-- BEGIN --

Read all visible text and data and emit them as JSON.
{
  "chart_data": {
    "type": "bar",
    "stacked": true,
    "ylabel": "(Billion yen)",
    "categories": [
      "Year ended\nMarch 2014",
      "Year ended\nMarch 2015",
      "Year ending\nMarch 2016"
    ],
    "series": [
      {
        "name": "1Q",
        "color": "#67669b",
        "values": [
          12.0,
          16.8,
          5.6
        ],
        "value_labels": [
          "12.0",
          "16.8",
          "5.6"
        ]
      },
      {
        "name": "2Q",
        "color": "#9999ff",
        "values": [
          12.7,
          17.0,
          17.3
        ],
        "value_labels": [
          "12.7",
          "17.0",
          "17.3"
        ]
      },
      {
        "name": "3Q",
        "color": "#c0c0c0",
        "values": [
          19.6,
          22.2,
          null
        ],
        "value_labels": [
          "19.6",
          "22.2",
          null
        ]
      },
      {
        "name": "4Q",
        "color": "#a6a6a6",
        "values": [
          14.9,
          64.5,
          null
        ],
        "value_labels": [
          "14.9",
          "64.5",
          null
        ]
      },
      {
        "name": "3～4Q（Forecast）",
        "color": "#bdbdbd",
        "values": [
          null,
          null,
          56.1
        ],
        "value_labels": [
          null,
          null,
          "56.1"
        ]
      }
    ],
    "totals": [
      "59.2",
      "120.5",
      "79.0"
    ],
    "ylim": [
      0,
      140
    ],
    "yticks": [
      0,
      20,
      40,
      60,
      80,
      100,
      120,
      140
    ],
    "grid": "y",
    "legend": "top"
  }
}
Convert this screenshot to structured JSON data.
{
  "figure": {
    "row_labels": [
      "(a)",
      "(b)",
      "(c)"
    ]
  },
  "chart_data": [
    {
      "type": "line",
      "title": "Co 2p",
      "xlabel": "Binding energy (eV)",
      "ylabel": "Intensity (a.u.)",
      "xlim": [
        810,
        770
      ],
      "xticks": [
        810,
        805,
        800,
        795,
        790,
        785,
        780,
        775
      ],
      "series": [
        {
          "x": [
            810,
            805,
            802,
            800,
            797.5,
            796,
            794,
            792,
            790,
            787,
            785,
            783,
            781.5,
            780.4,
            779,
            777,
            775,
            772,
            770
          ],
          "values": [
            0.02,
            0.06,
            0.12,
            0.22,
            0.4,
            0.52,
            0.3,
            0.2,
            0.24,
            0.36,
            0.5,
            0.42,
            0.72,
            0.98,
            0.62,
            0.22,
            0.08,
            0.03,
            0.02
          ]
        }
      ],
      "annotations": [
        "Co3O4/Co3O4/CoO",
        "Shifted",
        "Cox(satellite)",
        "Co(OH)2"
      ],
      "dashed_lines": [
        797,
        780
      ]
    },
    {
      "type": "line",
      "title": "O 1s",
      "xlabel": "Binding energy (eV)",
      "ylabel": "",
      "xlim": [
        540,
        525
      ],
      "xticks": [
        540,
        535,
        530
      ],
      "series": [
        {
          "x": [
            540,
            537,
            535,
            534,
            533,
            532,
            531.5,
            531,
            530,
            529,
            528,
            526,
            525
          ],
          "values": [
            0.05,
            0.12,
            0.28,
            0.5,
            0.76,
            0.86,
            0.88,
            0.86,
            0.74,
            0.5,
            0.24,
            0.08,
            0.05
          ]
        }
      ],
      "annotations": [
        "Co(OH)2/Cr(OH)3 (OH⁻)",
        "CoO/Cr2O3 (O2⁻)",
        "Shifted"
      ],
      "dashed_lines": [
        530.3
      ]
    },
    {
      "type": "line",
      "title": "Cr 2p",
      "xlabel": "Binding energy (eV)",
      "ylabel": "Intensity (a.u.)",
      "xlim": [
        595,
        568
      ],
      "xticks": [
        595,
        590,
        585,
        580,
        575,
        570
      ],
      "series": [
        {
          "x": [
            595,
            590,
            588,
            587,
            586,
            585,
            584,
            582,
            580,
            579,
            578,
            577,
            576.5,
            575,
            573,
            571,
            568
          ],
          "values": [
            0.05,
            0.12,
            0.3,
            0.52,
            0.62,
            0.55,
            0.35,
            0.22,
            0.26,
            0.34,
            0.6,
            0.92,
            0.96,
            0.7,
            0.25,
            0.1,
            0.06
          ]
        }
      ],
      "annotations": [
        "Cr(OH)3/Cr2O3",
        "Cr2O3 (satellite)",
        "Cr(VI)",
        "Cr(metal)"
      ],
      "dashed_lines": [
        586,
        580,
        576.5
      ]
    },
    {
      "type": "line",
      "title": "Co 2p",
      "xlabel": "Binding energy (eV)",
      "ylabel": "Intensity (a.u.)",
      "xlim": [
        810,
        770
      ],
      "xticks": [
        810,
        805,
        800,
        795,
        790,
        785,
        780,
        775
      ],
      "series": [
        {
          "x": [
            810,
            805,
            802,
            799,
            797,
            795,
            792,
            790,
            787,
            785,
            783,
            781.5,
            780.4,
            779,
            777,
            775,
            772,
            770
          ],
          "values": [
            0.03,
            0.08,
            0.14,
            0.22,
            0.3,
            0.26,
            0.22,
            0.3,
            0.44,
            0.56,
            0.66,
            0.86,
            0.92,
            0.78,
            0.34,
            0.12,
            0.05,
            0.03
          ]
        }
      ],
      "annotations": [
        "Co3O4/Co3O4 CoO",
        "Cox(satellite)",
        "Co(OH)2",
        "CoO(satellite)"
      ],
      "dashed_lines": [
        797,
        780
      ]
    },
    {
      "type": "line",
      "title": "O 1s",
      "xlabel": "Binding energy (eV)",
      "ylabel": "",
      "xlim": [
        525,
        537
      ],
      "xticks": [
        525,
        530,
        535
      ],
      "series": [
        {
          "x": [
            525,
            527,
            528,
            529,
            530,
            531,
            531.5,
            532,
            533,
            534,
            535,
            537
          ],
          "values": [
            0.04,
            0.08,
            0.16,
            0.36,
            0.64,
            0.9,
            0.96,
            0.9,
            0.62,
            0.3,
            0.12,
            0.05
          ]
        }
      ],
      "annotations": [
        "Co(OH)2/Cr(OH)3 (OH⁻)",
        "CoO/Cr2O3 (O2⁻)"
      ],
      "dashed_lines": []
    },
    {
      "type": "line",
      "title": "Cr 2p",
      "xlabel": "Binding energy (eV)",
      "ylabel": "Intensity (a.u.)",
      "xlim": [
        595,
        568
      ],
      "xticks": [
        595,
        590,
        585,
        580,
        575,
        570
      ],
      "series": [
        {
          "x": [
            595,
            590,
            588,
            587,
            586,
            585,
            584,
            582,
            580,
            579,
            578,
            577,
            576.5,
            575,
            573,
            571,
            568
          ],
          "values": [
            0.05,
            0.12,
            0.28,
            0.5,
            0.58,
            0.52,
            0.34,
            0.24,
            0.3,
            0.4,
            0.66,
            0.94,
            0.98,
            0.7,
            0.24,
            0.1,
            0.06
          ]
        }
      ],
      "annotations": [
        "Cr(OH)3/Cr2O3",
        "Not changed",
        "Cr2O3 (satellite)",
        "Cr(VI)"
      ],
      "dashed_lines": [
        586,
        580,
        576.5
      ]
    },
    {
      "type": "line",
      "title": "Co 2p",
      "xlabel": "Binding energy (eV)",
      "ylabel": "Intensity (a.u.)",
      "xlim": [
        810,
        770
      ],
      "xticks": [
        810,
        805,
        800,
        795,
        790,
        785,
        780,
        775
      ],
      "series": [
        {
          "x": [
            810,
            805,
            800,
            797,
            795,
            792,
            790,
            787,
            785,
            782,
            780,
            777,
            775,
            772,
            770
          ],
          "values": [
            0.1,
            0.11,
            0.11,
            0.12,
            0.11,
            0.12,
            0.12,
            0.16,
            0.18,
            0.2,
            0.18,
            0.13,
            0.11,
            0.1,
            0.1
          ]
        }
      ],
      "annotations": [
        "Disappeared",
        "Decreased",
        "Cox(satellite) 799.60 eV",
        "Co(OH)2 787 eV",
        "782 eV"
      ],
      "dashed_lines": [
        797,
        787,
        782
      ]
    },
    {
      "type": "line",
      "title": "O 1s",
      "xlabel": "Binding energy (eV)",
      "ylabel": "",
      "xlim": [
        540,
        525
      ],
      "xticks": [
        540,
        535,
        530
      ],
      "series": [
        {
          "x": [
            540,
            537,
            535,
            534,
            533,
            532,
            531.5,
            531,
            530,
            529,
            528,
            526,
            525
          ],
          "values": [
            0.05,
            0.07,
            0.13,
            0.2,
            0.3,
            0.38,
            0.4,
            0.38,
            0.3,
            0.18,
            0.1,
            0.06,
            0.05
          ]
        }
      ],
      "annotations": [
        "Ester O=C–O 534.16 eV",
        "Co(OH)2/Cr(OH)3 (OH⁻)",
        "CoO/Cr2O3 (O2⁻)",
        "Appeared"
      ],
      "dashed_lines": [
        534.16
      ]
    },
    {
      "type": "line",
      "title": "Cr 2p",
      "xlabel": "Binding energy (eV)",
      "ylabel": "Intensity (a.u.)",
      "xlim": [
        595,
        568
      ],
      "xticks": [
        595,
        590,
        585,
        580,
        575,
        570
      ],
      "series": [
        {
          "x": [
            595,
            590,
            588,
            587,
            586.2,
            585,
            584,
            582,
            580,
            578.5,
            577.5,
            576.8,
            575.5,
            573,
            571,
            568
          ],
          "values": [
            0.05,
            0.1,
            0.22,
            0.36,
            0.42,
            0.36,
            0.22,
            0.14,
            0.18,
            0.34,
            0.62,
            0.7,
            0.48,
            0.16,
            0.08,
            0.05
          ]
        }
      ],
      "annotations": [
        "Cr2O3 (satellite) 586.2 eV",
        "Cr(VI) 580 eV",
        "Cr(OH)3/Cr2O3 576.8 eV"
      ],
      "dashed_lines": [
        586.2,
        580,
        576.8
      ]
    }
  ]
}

-- END --

_Written request:_ For each line of the listing that holds the word "name", show that line.

_Finished exercise:_
        "name": "1Q",
        "name": "2Q",
        "name": "3Q",
        "name": "4Q",
        "name": "3～4Q（Forecast）",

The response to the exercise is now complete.